Dataset items
__________________________________________________

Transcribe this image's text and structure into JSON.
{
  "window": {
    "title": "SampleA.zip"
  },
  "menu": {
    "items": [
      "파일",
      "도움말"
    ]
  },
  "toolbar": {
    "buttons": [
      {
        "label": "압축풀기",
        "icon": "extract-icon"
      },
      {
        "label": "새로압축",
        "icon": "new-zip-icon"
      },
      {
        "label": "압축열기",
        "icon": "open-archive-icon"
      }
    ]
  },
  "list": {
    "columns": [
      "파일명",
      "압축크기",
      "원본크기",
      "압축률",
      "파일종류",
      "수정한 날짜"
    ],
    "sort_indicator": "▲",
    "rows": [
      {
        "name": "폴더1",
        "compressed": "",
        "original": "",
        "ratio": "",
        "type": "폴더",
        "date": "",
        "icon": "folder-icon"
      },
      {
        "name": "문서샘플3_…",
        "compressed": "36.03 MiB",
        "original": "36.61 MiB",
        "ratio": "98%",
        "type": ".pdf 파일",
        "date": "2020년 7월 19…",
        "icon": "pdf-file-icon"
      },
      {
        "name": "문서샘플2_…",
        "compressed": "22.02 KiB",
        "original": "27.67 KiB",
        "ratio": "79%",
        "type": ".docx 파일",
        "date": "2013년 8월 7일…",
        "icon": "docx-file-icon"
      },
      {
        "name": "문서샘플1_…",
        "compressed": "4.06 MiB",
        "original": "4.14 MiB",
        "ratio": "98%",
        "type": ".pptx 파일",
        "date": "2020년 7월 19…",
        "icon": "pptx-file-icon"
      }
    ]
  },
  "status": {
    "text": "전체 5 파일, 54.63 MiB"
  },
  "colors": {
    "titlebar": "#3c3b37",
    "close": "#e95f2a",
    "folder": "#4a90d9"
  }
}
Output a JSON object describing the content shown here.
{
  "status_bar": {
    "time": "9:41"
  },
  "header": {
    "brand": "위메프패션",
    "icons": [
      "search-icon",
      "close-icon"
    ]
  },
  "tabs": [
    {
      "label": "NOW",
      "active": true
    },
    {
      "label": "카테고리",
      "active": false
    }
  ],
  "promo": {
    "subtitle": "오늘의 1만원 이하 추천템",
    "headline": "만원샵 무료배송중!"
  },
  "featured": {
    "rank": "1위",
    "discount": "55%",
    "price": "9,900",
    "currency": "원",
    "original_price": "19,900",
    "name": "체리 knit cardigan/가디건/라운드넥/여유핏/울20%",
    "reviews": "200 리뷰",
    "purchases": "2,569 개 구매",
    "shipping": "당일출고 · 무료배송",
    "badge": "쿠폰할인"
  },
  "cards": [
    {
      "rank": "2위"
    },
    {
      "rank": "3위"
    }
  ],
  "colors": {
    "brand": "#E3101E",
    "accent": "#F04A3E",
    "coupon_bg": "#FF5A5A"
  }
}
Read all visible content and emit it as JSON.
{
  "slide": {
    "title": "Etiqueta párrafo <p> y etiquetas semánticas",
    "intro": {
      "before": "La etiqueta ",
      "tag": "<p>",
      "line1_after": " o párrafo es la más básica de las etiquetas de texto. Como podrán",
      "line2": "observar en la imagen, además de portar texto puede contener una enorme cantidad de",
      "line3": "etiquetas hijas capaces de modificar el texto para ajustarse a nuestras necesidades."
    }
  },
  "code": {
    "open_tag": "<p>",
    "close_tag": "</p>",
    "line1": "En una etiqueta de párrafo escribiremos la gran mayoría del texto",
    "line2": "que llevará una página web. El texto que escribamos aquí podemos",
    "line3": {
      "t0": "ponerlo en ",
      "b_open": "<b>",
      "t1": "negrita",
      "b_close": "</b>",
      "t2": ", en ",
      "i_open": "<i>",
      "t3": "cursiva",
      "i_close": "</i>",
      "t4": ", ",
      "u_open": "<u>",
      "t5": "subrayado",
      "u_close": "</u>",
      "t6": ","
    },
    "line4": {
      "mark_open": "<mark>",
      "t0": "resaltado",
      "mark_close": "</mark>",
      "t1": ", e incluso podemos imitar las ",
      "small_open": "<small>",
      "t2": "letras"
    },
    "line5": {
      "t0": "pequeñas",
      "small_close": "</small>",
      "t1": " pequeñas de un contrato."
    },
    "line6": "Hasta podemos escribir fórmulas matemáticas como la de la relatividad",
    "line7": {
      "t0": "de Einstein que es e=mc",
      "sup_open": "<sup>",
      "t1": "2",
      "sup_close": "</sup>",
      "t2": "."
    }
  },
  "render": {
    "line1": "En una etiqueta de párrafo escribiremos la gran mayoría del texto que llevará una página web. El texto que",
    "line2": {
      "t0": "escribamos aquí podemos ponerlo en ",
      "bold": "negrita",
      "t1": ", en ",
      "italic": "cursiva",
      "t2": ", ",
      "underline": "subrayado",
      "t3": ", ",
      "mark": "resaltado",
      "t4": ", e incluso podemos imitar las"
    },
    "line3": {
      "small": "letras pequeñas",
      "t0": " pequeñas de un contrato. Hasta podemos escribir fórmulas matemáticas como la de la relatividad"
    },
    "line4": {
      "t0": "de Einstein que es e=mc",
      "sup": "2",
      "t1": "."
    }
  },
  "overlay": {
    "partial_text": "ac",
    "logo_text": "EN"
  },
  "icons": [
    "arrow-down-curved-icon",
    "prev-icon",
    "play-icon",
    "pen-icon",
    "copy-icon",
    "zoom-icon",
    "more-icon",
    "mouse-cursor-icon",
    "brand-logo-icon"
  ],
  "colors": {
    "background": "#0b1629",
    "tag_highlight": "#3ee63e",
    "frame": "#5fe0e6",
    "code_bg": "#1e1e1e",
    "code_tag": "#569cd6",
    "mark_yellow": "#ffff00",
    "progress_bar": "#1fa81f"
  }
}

__________________________________________________

Using the entries above, state how many lines include the word "brand", with no other words.

* **Full response**: 3